▸ **YOUR TASK**
Output the full material exactly as it appears here.

(Extracted data entries)
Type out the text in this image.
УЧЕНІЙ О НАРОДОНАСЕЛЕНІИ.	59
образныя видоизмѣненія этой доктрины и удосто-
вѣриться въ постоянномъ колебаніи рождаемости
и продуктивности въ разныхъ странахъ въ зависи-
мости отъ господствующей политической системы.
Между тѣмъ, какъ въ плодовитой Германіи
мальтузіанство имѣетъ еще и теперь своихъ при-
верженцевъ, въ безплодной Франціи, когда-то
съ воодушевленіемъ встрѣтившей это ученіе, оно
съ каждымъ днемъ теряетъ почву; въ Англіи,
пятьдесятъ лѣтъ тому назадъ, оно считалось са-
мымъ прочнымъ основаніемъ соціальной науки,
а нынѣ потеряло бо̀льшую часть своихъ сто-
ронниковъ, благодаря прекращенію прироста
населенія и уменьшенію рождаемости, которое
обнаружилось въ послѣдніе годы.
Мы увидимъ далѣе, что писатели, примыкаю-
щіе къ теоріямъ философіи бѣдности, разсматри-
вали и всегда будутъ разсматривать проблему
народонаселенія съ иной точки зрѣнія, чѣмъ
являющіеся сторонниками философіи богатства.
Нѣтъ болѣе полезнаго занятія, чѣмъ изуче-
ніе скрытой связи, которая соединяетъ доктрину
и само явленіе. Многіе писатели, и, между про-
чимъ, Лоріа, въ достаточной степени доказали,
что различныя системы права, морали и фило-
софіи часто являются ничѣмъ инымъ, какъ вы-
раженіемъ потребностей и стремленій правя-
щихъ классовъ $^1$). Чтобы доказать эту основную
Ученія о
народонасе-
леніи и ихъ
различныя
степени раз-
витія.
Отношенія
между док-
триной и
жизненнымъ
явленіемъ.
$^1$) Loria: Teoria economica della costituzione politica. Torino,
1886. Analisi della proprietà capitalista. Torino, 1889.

▸ **COMPLETE ANSWER**
Type out the text in this image.
УЧЕНІЙ О НАРОДОНАСЕЛЕНІИ.	59
образныя видоизмѣненія этой доктрины и удосто-
вѣриться въ постоянномъ колебаніи рождаемости
и продуктивности въ разныхъ странахъ въ зависи-
мости отъ господствующей политической системы.
Между тѣмъ, какъ въ плодовитой Германіи
мальтузіанство имѣетъ еще и теперь своихъ при-
верженцевъ, въ безплодной Франціи, когда-то
съ воодушевленіемъ встрѣтившей это ученіе, оно
съ каждымъ днемъ теряетъ почву; въ Англіи,
пятьдесятъ лѣтъ тому назадъ, оно считалось са-
мымъ прочнымъ основаніемъ соціальной науки,
а нынѣ потеряло бо̀льшую часть своихъ сто-
ронниковъ, благодаря прекращенію прироста
населенія и уменьшенію рождаемости, которое
обнаружилось въ послѣдніе годы.
Мы увидимъ далѣе, что писатели, примыкаю-
щіе къ теоріямъ философіи бѣдности, разсматри-
вали и всегда будутъ разсматривать проблему
народонаселенія съ иной точки зрѣнія, чѣмъ
являющіеся сторонниками философіи богатства.
Нѣтъ болѣе полезнаго занятія, чѣмъ изуче-
ніе скрытой связи, которая соединяетъ доктрину
и само явленіе. Многіе писатели, и, между про-
чимъ, Лоріа, въ достаточной степени доказали,
что различныя системы права, морали и фило-
софіи часто являются ничѣмъ инымъ, какъ вы-
раженіемъ потребностей и стремленій правя-
щихъ классовъ $^1$). Чтобы доказать эту основную
Ученія о
народонасе-
леніи и ихъ
различныя
степени раз-
витія.
Отношенія
между док-
триной и
жизненнымъ
явленіемъ.
$^1$) Loria: Teoria economica della costituzione politica. Torino,
1886. Analisi della proprietà capitalista. Torino, 1889.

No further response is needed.